RECORDS
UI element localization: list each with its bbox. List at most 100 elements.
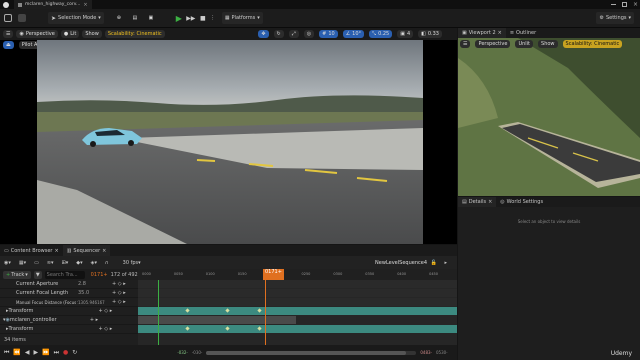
controller-track[interactable] xyxy=(138,316,296,324)
tab-details[interactable]: ▤ Details × xyxy=(458,197,497,207)
range-start-2[interactable]: -030- xyxy=(192,350,203,355)
perspective-label: Perspective xyxy=(25,31,55,37)
viewport2[interactable]: ☰ Perspective Unlit Show Scalability: Ci… xyxy=(458,38,640,196)
settings-button[interactable]: ⚙ Settings ▾ xyxy=(596,12,634,24)
vp2-show-button[interactable]: Show xyxy=(538,40,558,48)
snap-icon[interactable]: ⊞▾ xyxy=(62,260,69,266)
add-key-icon[interactable]: + ◇ ▸ xyxy=(112,299,126,305)
save-icon[interactable] xyxy=(4,14,12,22)
selection-mode-button[interactable]: ➤ Selection Mode ▾ xyxy=(48,12,104,24)
scalability-button[interactable]: Scalability: Cinematic xyxy=(104,30,165,38)
blueprint-icon[interactable]: ▤ xyxy=(130,13,140,23)
add-actor-icon[interactable]: ⊕ xyxy=(114,13,124,23)
content-drawer-icon[interactable] xyxy=(18,14,26,22)
tab-outliner[interactable]: ≡ Outliner xyxy=(506,28,540,38)
vp2-perspective-button[interactable]: Perspective xyxy=(475,40,511,48)
timeline-ruler[interactable]: 0000005001000150020002500300035004000450… xyxy=(138,269,457,280)
tree-row[interactable]: ▸ Transform + ◇ ▸ xyxy=(0,307,138,316)
add-track-label: Track xyxy=(11,271,25,278)
camera-cut-icon[interactable]: ▭ xyxy=(34,260,39,266)
tree-row[interactable]: Current Focal Length 35.0 + ◇ ▸ xyxy=(0,289,138,298)
browse-icon[interactable]: ▦▾ xyxy=(19,260,26,266)
fps-button[interactable]: 30 fps▾ xyxy=(123,260,141,266)
play-icon[interactable]: ▶ xyxy=(34,349,39,356)
tab-content-browser[interactable]: ▭ Content Browser × xyxy=(0,245,63,256)
vp2-scalability-button[interactable]: Scalability: Cinematic xyxy=(562,40,623,48)
close-icon[interactable]: × xyxy=(102,248,106,254)
show-button[interactable]: Show xyxy=(82,30,102,38)
lit-button[interactable]: ● Lit xyxy=(60,30,80,38)
tab-world-settings[interactable]: ◎ World Settings xyxy=(496,197,547,207)
cinematics-icon[interactable]: ▣ xyxy=(146,13,156,23)
close-icon[interactable]: × xyxy=(54,248,58,254)
grid-snap-button[interactable]: #10 xyxy=(319,30,338,38)
range-start[interactable]: -032- xyxy=(177,350,188,355)
filter-icon[interactable]: ▼ xyxy=(33,270,42,279)
minimize-icon[interactable] xyxy=(610,4,616,5)
more-options-icon[interactable]: ⋮ xyxy=(210,13,216,23)
next-key-icon[interactable]: ⏩ xyxy=(42,349,49,356)
add-key-icon[interactable]: + ◇ ▸ xyxy=(112,281,126,287)
fov-button[interactable]: ◧ 0.33 xyxy=(418,30,442,38)
stop-button[interactable]: ■ xyxy=(198,13,208,23)
rotate-tool-icon[interactable]: ↻ xyxy=(273,30,284,38)
translate-tool-icon[interactable]: ✥ xyxy=(258,30,269,38)
platforms-button[interactable]: ▦ Platforms ▾ xyxy=(221,12,263,24)
globe-icon[interactable]: ◎ xyxy=(303,30,315,38)
range-end[interactable]: 0483- xyxy=(420,350,432,355)
close-icon[interactable]: × xyxy=(498,30,502,36)
play-button[interactable]: ▶ xyxy=(174,13,184,23)
level-tab[interactable]: mclaren_highway_corv... × xyxy=(14,0,92,9)
ruler-tick: 0100 xyxy=(205,272,215,276)
tree-row[interactable]: ▾ ◉ mclaren_controller + ▸ xyxy=(0,316,138,325)
vp2-show-label: Show xyxy=(541,41,555,47)
add-key-icon[interactable]: + ◇ ▸ xyxy=(112,290,126,296)
add-key-icon[interactable]: + ◇ ▸ xyxy=(99,308,113,314)
add-key-icon[interactable]: + ◇ ▸ xyxy=(99,326,113,332)
magnet-icon[interactable]: ∩ xyxy=(105,260,109,266)
scale-tool-icon[interactable]: ⤢ xyxy=(288,30,299,38)
record-icon[interactable]: ● xyxy=(63,349,68,356)
vp2-menu-button[interactable]: ☰ xyxy=(460,40,471,48)
viewport-menu-button[interactable]: ☰ xyxy=(3,30,14,38)
playhead-marker[interactable]: 0171+ xyxy=(263,269,284,280)
save-sequence-icon[interactable]: ◉▾ xyxy=(4,260,11,266)
prev-key-icon[interactable]: ⏪ xyxy=(13,349,20,356)
tree-row[interactable]: Current Aperture 2.8 + ◇ ▸ xyxy=(0,280,138,289)
main-viewport[interactable] xyxy=(37,40,423,244)
track-search-input[interactable]: Search Tra... xyxy=(44,270,85,279)
loop-icon[interactable]: ↻ xyxy=(72,349,77,356)
angle-snap-button[interactable]: ∠ 10° xyxy=(342,30,365,38)
camera-speed-button[interactable]: ▣ 4 xyxy=(397,30,414,38)
grid-snap-value: 10 xyxy=(328,31,335,37)
add-key-icon[interactable]: ◈▾ xyxy=(91,260,97,266)
perspective-button[interactable]: ◉ Perspective xyxy=(16,30,58,38)
sequence-menu-icon[interactable]: ▸ xyxy=(444,260,447,266)
scale-snap-button[interactable]: ⤡ 0.25 xyxy=(369,30,393,38)
eject-pilot-icon[interactable]: ⏏ xyxy=(3,40,14,49)
add-key-icon[interactable]: + ▸ xyxy=(90,317,98,323)
range-end-2[interactable]: 0530- xyxy=(436,350,448,355)
scrollbar-thumb[interactable] xyxy=(206,350,407,355)
chevron-down-icon: ▾ xyxy=(628,15,631,21)
tab-viewport2[interactable]: ▣ Viewport 2 × xyxy=(458,28,506,38)
lock-icon[interactable]: 🔓 xyxy=(431,260,437,266)
skip-button[interactable]: ▶▶ xyxy=(186,13,196,23)
maximize-icon[interactable] xyxy=(621,2,627,7)
tab-sequencer[interactable]: ▥ Sequencer × xyxy=(62,245,111,256)
add-track-button[interactable]: + Track ▾ xyxy=(3,270,31,279)
tree-row[interactable]: Manual Focus Distance (Focus S 1305.9461… xyxy=(0,298,138,307)
curve-editor-icon[interactable]: ≋▾ xyxy=(47,260,54,266)
close-tab-icon[interactable]: × xyxy=(83,2,87,8)
timeline-scrollbar[interactable] xyxy=(206,350,417,355)
tree-row[interactable]: ▸ Transform + ◇ ▸ xyxy=(0,325,138,334)
current-frame[interactable]: 0171+ xyxy=(91,272,108,278)
key-icon[interactable]: ◆▾ xyxy=(76,260,82,266)
window-close-icon[interactable]: × xyxy=(633,1,638,8)
timeline-area[interactable] xyxy=(138,280,457,345)
last-frame-icon[interactable]: ⏭ xyxy=(54,349,59,357)
vp2-unlit-button[interactable]: Unlit xyxy=(515,40,534,48)
first-frame-icon[interactable]: ⏮ xyxy=(4,349,9,357)
close-icon[interactable]: × xyxy=(488,199,492,205)
reverse-play-icon[interactable]: ◀ xyxy=(25,349,30,356)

STATED GOAL
Copy the entries above word for word, omitting the pictures.

TASK ANSWER
UI element localization: list each with its bbox. List at most 100 elements.
controller-track[interactable] xyxy=(138,316,296,324)
tab-details[interactable]: ▤ Details × xyxy=(458,197,497,207)
range-start-2[interactable]: -030- xyxy=(192,350,203,355)
perspective-label: Perspective xyxy=(25,31,55,37)
viewport2[interactable]: ☰ Perspective Unlit Show Scalability: Ci… xyxy=(458,38,640,196)
settings-button[interactable]: ⚙ Settings ▾ xyxy=(596,12,634,24)
vp2-show-button[interactable]: Show xyxy=(538,40,558,48)
snap-icon[interactable]: ⊞▾ xyxy=(62,260,69,266)
add-key-icon[interactable]: + ◇ ▸ xyxy=(112,299,126,305)
save-icon[interactable] xyxy=(4,14,12,22)
selection-mode-button[interactable]: ➤ Selection Mode ▾ xyxy=(48,12,104,24)
scalability-button[interactable]: Scalability: Cinematic xyxy=(104,30,165,38)
blueprint-icon[interactable]: ▤ xyxy=(130,13,140,23)
add-actor-icon[interactable]: ⊕ xyxy=(114,13,124,23)
content-drawer-icon[interactable] xyxy=(18,14,26,22)
tab-outliner[interactable]: ≡ Outliner xyxy=(506,28,540,38)
vp2-perspective-button[interactable]: Perspective xyxy=(475,40,511,48)
timeline-ruler[interactable]: 0000005001000150020002500300035004000450… xyxy=(138,269,457,280)
tree-row[interactable]: ▸ Transform + ◇ ▸ xyxy=(0,307,138,316)
add-track-label: Track xyxy=(11,271,25,278)
camera-cut-icon[interactable]: ▭ xyxy=(34,260,39,266)
tree-row[interactable]: Current Focal Length 35.0 + ◇ ▸ xyxy=(0,289,138,298)
browse-icon[interactable]: ▦▾ xyxy=(19,260,26,266)
fps-button[interactable]: 30 fps▾ xyxy=(123,260,141,266)
play-icon[interactable]: ▶ xyxy=(34,349,39,356)
tab-content-browser[interactable]: ▭ Content Browser × xyxy=(0,245,63,256)
vp2-scalability-button[interactable]: Scalability: Cinematic xyxy=(562,40,623,48)
close-icon[interactable]: × xyxy=(102,248,106,254)
show-button[interactable]: Show xyxy=(82,30,102,38)
lit-button[interactable]: ● Lit xyxy=(60,30,80,38)
tab-world-settings[interactable]: ◎ World Settings xyxy=(496,197,547,207)
cinematics-icon[interactable]: ▣ xyxy=(146,13,156,23)
close-icon[interactable]: × xyxy=(54,248,58,254)
grid-snap-button[interactable]: #10 xyxy=(319,30,338,38)
range-start[interactable]: -032- xyxy=(177,350,188,355)
filter-icon[interactable]: ▼ xyxy=(33,270,42,279)
minimize-icon[interactable] xyxy=(610,4,616,5)
more-options-icon[interactable]: ⋮ xyxy=(210,13,216,23)
next-key-icon[interactable]: ⏩ xyxy=(42,349,49,356)
add-key-icon[interactable]: + ◇ ▸ xyxy=(112,281,126,287)
fov-button[interactable]: ◧ 0.33 xyxy=(418,30,442,38)
stop-button[interactable]: ■ xyxy=(198,13,208,23)
rotate-tool-icon[interactable]: ↻ xyxy=(273,30,284,38)
translate-tool-icon[interactable]: ✥ xyxy=(258,30,269,38)
platforms-button[interactable]: ▦ Platforms ▾ xyxy=(221,12,263,24)
globe-icon[interactable]: ◎ xyxy=(303,30,315,38)
range-end[interactable]: 0483- xyxy=(420,350,432,355)
close-icon[interactable]: × xyxy=(498,30,502,36)
play-button[interactable]: ▶ xyxy=(174,13,184,23)
level-tab[interactable]: mclaren_highway_corv... × xyxy=(14,0,92,9)
ruler-tick: 0100 xyxy=(205,272,215,276)
tree-row[interactable]: ▾ ◉ mclaren_controller + ▸ xyxy=(0,316,138,325)
vp2-show-label: Show xyxy=(541,41,555,47)
add-key-icon[interactable]: + ◇ ▸ xyxy=(112,290,126,296)
add-key-icon[interactable]: + ◇ ▸ xyxy=(99,308,113,314)
add-key-icon[interactable]: + ◇ ▸ xyxy=(99,326,113,332)
magnet-icon[interactable]: ∩ xyxy=(105,260,109,266)
scale-tool-icon[interactable]: ⤢ xyxy=(288,30,299,38)
record-icon[interactable]: ● xyxy=(63,349,68,356)
vp2-menu-button[interactable]: ☰ xyxy=(460,40,471,48)
viewport-menu-button[interactable]: ☰ xyxy=(3,30,14,38)
playhead-marker[interactable]: 0171+ xyxy=(263,269,284,280)
save-sequence-icon[interactable]: ◉▾ xyxy=(4,260,11,266)
prev-key-icon[interactable]: ⏪ xyxy=(13,349,20,356)
tree-row[interactable]: Current Aperture 2.8 + ◇ ▸ xyxy=(0,280,138,289)
main-viewport[interactable] xyxy=(37,40,423,244)
track-search-input[interactable]: Search Tra... xyxy=(44,270,85,279)
loop-icon[interactable]: ↻ xyxy=(72,349,77,356)
angle-snap-button[interactable]: ∠ 10° xyxy=(342,30,365,38)
camera-speed-button[interactable]: ▣ 4 xyxy=(397,30,414,38)
grid-snap-value: 10 xyxy=(328,31,335,37)
add-key-icon[interactable]: ◈▾ xyxy=(91,260,97,266)
perspective-button[interactable]: ◉ Perspective xyxy=(16,30,58,38)
sequence-menu-icon[interactable]: ▸ xyxy=(444,260,447,266)
scale-snap-button[interactable]: ⤡ 0.25 xyxy=(369,30,393,38)
eject-pilot-icon[interactable]: ⏏ xyxy=(3,40,14,49)
add-key-icon[interactable]: + ▸ xyxy=(90,317,98,323)
range-end-2[interactable]: 0530- xyxy=(436,350,448,355)
scrollbar-thumb[interactable] xyxy=(206,350,407,355)
chevron-down-icon: ▾ xyxy=(628,15,631,21)
tab-viewport2[interactable]: ▣ Viewport 2 × xyxy=(458,28,506,38)
lock-icon[interactable]: 🔓 xyxy=(431,260,437,266)
skip-button[interactable]: ▶▶ xyxy=(186,13,196,23)
maximize-icon[interactable] xyxy=(621,2,627,7)
tab-sequencer[interactable]: ▥ Sequencer × xyxy=(62,245,111,256)
add-track-button[interactable]: + Track ▾ xyxy=(3,270,31,279)
tree-row[interactable]: Manual Focus Distance (Focus S 1305.9461… xyxy=(0,298,138,307)
curve-editor-icon[interactable]: ≋▾ xyxy=(47,260,54,266)
close-tab-icon[interactable]: × xyxy=(83,2,87,8)
timeline-scrollbar[interactable] xyxy=(206,350,417,355)
tree-row[interactable]: ▸ Transform + ◇ ▸ xyxy=(0,325,138,334)
current-frame[interactable]: 0171+ xyxy=(91,272,108,278)
key-icon[interactable]: ◆▾ xyxy=(76,260,82,266)
window-close-icon[interactable]: × xyxy=(633,1,638,8)
timeline-area[interactable] xyxy=(138,280,457,345)
last-frame-icon[interactable]: ⏭ xyxy=(54,349,59,357)
vp2-unlit-button[interactable]: Unlit xyxy=(515,40,534,48)
first-frame-icon[interactable]: ⏮ xyxy=(4,349,9,357)
close-icon[interactable]: × xyxy=(488,199,492,205)
reverse-play-icon[interactable]: ◀ xyxy=(25,349,30,356)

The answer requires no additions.